Given data.
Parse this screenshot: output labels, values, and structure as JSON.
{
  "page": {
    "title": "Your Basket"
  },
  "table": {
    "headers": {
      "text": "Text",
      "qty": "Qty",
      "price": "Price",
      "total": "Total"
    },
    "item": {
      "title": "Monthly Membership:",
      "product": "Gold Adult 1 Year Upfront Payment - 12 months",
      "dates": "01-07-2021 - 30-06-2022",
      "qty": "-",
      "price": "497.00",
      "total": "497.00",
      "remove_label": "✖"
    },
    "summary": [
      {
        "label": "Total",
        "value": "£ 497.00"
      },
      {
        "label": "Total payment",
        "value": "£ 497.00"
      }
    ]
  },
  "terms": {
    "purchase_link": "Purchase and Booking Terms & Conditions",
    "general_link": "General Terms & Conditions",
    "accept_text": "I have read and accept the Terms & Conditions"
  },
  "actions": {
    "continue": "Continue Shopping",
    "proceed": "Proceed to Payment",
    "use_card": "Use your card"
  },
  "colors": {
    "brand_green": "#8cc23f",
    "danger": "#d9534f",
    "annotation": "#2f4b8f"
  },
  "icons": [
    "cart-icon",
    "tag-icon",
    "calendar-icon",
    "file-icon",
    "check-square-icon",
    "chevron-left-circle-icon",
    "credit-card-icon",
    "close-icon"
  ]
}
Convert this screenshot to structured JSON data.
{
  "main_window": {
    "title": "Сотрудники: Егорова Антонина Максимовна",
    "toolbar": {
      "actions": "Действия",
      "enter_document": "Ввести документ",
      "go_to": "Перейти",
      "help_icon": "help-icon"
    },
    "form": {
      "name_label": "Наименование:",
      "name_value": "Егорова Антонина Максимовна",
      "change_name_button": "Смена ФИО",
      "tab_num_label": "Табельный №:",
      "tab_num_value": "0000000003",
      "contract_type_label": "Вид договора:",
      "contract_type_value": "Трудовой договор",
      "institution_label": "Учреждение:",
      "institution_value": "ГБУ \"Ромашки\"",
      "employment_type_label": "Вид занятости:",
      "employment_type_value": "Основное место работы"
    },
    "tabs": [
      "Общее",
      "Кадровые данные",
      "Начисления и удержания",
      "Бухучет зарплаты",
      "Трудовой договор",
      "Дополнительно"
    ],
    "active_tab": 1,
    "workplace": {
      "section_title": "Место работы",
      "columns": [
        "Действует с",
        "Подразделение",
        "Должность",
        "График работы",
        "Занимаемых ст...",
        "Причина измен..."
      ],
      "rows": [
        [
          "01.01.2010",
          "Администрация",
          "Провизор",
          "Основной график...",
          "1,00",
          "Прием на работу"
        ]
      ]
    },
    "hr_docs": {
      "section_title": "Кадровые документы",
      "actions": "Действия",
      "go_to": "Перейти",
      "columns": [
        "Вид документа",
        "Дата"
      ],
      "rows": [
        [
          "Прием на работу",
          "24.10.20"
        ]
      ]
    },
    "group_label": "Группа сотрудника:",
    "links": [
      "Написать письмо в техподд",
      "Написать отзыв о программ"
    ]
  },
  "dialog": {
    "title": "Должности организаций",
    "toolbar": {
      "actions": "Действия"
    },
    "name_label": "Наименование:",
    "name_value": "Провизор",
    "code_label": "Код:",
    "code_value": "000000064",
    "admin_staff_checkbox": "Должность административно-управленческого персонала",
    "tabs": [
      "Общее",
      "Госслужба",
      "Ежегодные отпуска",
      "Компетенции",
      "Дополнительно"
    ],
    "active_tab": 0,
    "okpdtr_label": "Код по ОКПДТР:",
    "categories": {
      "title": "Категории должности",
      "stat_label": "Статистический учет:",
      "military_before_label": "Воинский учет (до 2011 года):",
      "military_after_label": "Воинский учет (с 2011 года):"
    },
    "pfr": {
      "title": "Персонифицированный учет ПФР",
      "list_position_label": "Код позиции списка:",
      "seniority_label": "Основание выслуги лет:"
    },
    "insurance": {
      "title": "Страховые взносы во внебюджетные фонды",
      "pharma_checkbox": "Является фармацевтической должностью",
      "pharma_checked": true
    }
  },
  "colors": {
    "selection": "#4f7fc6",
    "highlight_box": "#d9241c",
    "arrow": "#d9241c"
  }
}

---

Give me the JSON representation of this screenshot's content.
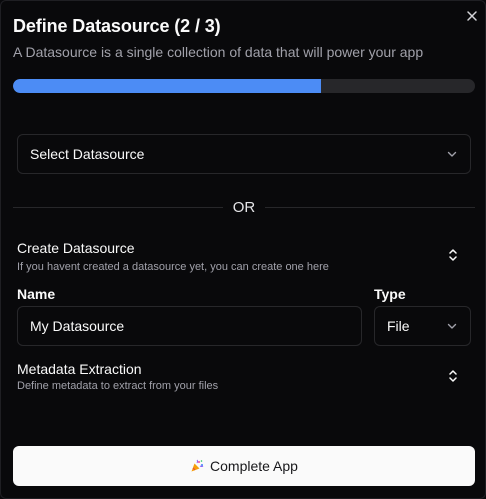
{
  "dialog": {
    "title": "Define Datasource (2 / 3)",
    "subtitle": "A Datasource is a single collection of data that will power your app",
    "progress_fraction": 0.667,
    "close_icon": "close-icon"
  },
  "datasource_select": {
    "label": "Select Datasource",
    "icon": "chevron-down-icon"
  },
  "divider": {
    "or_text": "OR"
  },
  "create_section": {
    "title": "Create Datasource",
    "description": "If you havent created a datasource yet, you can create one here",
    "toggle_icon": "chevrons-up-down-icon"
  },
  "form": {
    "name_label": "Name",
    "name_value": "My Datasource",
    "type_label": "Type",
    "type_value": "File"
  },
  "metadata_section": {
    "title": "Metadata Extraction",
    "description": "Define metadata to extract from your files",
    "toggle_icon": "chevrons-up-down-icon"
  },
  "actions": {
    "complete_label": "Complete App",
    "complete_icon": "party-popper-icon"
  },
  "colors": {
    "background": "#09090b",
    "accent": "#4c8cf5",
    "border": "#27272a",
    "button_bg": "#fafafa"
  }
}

Your task. Each line of the material above either contains the word "года" or does not; state how many do, and nothing else.

Answer to this problem. 2